Task statement:
Take every line from the listing below that contains "trendline".

(Dataset entries on figures)

---

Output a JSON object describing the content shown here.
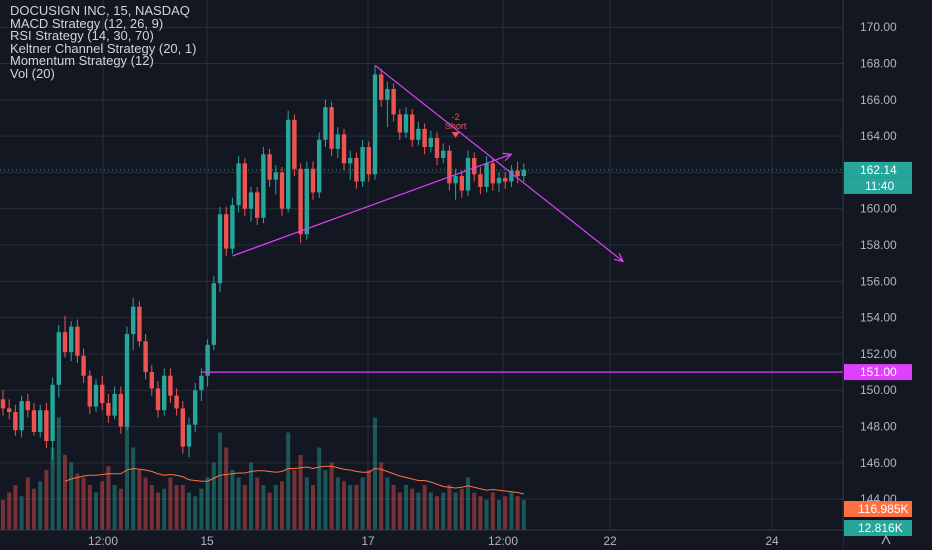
{
  "legend": {
    "title": "DOCUSIGN INC, 15, NASDAQ",
    "indicators": [
      "MACD Strategy (12, 26, 9)",
      "RSI Strategy (14, 30, 70)",
      "Keltner Channel Strategy (20, 1)",
      "Momentum Strategy (12)",
      "Vol (20)"
    ]
  },
  "colors": {
    "background": "#131722",
    "grid": "#2a2e39",
    "up": "#26a69a",
    "down": "#ef5350",
    "drawing": "#e040fb",
    "volume_ma": "#ff7043",
    "axis_text": "#b2b5be"
  },
  "chart_data": {
    "type": "candlestick",
    "symbol": "DOCUSIGN INC",
    "interval": "15",
    "exchange": "NASDAQ",
    "y_ticks": [
      144,
      146,
      148,
      150,
      152,
      154,
      156,
      158,
      160,
      162,
      164,
      166,
      168,
      170
    ],
    "y_tick_labels": [
      "144.00",
      "146.00",
      "148.00",
      "150.00",
      "152.00",
      "154.00",
      "156.00",
      "158.00",
      "160.00",
      "162.00",
      "164.00",
      "166.00",
      "168.00",
      "170.00"
    ],
    "x_tick_labels": [
      "12:00",
      "15",
      "17",
      "12:00",
      "22",
      "24"
    ],
    "price_range": [
      142.3,
      171.5
    ],
    "last_price": {
      "label": "162.14",
      "value": 162.14,
      "countdown": "11:40"
    },
    "level_line": {
      "label": "151.00",
      "value": 151.0
    },
    "volume_labels": {
      "ma": "116.985K",
      "last": "12.816K"
    },
    "signal": {
      "label": "-2",
      "sublabel": "Short"
    },
    "drawings": [
      {
        "name": "support-trendline",
        "from": {
          "bar": 37,
          "price": 157.4
        },
        "to": {
          "bar": 82,
          "price": 163.0
        }
      },
      {
        "name": "resistance-trendline",
        "from": {
          "bar": 60,
          "price": 167.9
        },
        "to": {
          "bar": 100,
          "price": 157.1
        }
      }
    ],
    "candles": [
      [
        149.5,
        150.0,
        148.6,
        149.0
      ],
      [
        149.0,
        149.5,
        148.4,
        148.8
      ],
      [
        148.8,
        149.2,
        147.5,
        147.8
      ],
      [
        147.8,
        149.7,
        147.4,
        149.4
      ],
      [
        149.4,
        149.8,
        148.5,
        148.9
      ],
      [
        148.9,
        149.3,
        147.5,
        147.7
      ],
      [
        147.7,
        149.2,
        147.4,
        148.9
      ],
      [
        148.9,
        149.3,
        146.8,
        147.2
      ],
      [
        147.2,
        150.7,
        146.2,
        150.3
      ],
      [
        150.3,
        153.6,
        149.6,
        153.2
      ],
      [
        153.2,
        154.1,
        151.8,
        152.1
      ],
      [
        152.1,
        153.8,
        151.6,
        153.5
      ],
      [
        153.5,
        153.9,
        151.5,
        151.9
      ],
      [
        151.9,
        152.3,
        150.4,
        150.8
      ],
      [
        150.8,
        151.1,
        148.7,
        149.1
      ],
      [
        149.1,
        150.6,
        148.8,
        150.3
      ],
      [
        150.3,
        150.8,
        148.9,
        149.3
      ],
      [
        149.3,
        149.8,
        148.2,
        148.6
      ],
      [
        148.6,
        150.2,
        148.4,
        149.8
      ],
      [
        149.8,
        150.2,
        147.6,
        148.0
      ],
      [
        148.0,
        153.5,
        147.8,
        153.1
      ],
      [
        153.1,
        155.1,
        152.2,
        154.6
      ],
      [
        154.6,
        154.9,
        152.4,
        152.7
      ],
      [
        152.7,
        153.1,
        150.6,
        151.0
      ],
      [
        151.0,
        151.4,
        149.7,
        150.1
      ],
      [
        150.1,
        150.5,
        148.5,
        148.9
      ],
      [
        148.9,
        151.2,
        148.6,
        150.8
      ],
      [
        150.8,
        151.2,
        149.3,
        149.7
      ],
      [
        149.7,
        150.1,
        148.6,
        149.0
      ],
      [
        149.0,
        149.4,
        146.5,
        146.9
      ],
      [
        146.9,
        148.5,
        146.3,
        148.1
      ],
      [
        148.1,
        150.4,
        147.7,
        150.0
      ],
      [
        150.0,
        151.2,
        149.4,
        150.8
      ],
      [
        150.8,
        152.8,
        150.2,
        152.5
      ],
      [
        152.5,
        156.3,
        152.2,
        155.9
      ],
      [
        155.9,
        160.1,
        155.4,
        159.7
      ],
      [
        159.7,
        160.1,
        157.4,
        157.8
      ],
      [
        157.8,
        160.6,
        157.5,
        160.2
      ],
      [
        160.2,
        162.9,
        159.8,
        162.5
      ],
      [
        162.5,
        162.8,
        159.6,
        160.0
      ],
      [
        160.0,
        161.2,
        159.3,
        160.9
      ],
      [
        160.9,
        161.2,
        159.1,
        159.5
      ],
      [
        159.5,
        163.4,
        159.2,
        163.0
      ],
      [
        163.0,
        163.3,
        161.2,
        161.6
      ],
      [
        161.6,
        162.4,
        160.8,
        162.0
      ],
      [
        162.0,
        162.3,
        159.6,
        160.0
      ],
      [
        160.0,
        165.4,
        159.8,
        164.9
      ],
      [
        164.9,
        165.2,
        161.8,
        162.2
      ],
      [
        162.2,
        162.5,
        158.1,
        158.6
      ],
      [
        158.6,
        162.6,
        158.3,
        162.2
      ],
      [
        162.2,
        162.6,
        160.5,
        160.9
      ],
      [
        160.9,
        164.2,
        160.6,
        163.8
      ],
      [
        163.8,
        166.0,
        163.4,
        165.6
      ],
      [
        165.6,
        165.9,
        162.9,
        163.3
      ],
      [
        163.3,
        164.5,
        162.8,
        164.1
      ],
      [
        164.1,
        164.4,
        162.1,
        162.5
      ],
      [
        162.5,
        163.2,
        161.6,
        162.8
      ],
      [
        162.8,
        163.1,
        161.1,
        161.5
      ],
      [
        161.5,
        163.8,
        161.2,
        163.4
      ],
      [
        163.4,
        163.7,
        161.5,
        161.9
      ],
      [
        161.9,
        167.9,
        161.6,
        167.4
      ],
      [
        167.4,
        167.7,
        165.6,
        166.0
      ],
      [
        166.0,
        167.0,
        164.5,
        166.6
      ],
      [
        166.6,
        166.9,
        164.8,
        165.2
      ],
      [
        165.2,
        165.5,
        163.8,
        164.2
      ],
      [
        164.2,
        165.6,
        163.9,
        165.2
      ],
      [
        165.2,
        165.5,
        163.4,
        163.8
      ],
      [
        163.8,
        164.8,
        163.5,
        164.4
      ],
      [
        164.4,
        164.7,
        163.0,
        163.4
      ],
      [
        163.4,
        164.3,
        163.1,
        163.9
      ],
      [
        163.9,
        164.2,
        162.4,
        162.8
      ],
      [
        162.8,
        163.6,
        162.5,
        163.2
      ],
      [
        163.2,
        163.5,
        161.0,
        161.4
      ],
      [
        161.4,
        162.2,
        160.5,
        161.8
      ],
      [
        161.8,
        162.1,
        160.6,
        161.0
      ],
      [
        161.0,
        163.2,
        160.7,
        162.8
      ],
      [
        162.8,
        163.1,
        161.5,
        161.9
      ],
      [
        161.9,
        162.3,
        160.8,
        161.2
      ],
      [
        161.2,
        162.9,
        160.9,
        162.5
      ],
      [
        162.5,
        162.8,
        161.0,
        161.4
      ],
      [
        161.4,
        162.0,
        160.9,
        161.7
      ],
      [
        161.7,
        162.0,
        161.1,
        161.5
      ],
      [
        161.5,
        162.4,
        161.2,
        162.1
      ],
      [
        162.1,
        162.6,
        161.4,
        161.8
      ],
      [
        161.8,
        162.5,
        161.5,
        162.14
      ]
    ],
    "volume": [
      8,
      10,
      12,
      9,
      14,
      11,
      13,
      16,
      22,
      30,
      20,
      18,
      15,
      14,
      12,
      10,
      13,
      17,
      12,
      11,
      30,
      22,
      16,
      14,
      12,
      10,
      11,
      14,
      12,
      12,
      10,
      9,
      11,
      14,
      18,
      26,
      22,
      16,
      14,
      12,
      18,
      14,
      12,
      10,
      12,
      13,
      26,
      16,
      20,
      14,
      12,
      22,
      16,
      18,
      14,
      13,
      12,
      12,
      14,
      16,
      30,
      18,
      14,
      12,
      10,
      12,
      11,
      10,
      12,
      10,
      9,
      10,
      12,
      10,
      11,
      14,
      10,
      9,
      8,
      10,
      8,
      9,
      10,
      9,
      8
    ],
    "volume_ma": [
      null,
      null,
      null,
      null,
      null,
      null,
      null,
      null,
      null,
      null,
      13,
      13.6,
      14,
      14.4,
      14.6,
      14.6,
      14.8,
      15,
      15,
      15,
      16,
      16.4,
      16.2,
      16,
      15.6,
      15,
      14.6,
      14.8,
      14.6,
      14.2,
      13.4,
      13.2,
      13,
      13,
      13.8,
      14.6,
      14.8,
      15,
      15.2,
      15.2,
      15.6,
      15.8,
      15.8,
      15.6,
      15.4,
      15.6,
      16.4,
      16.4,
      16.6,
      16.8,
      16.4,
      16.8,
      17,
      17,
      16.6,
      16.2,
      16,
      15.6,
      15.4,
      15.4,
      16.4,
      16.2,
      15.6,
      15,
      14.4,
      14,
      13.6,
      13.2,
      13.2,
      12.8,
      12.2,
      11.6,
      11.4,
      11.2,
      11.4,
      11.8,
      11.4,
      11,
      10.6,
      10.8,
      10.6,
      10.4,
      10.2,
      10,
      9.6
    ]
  }
}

---

Solution to the problem:
        "name": "support-trendline",
        "name": "resistance-trendline",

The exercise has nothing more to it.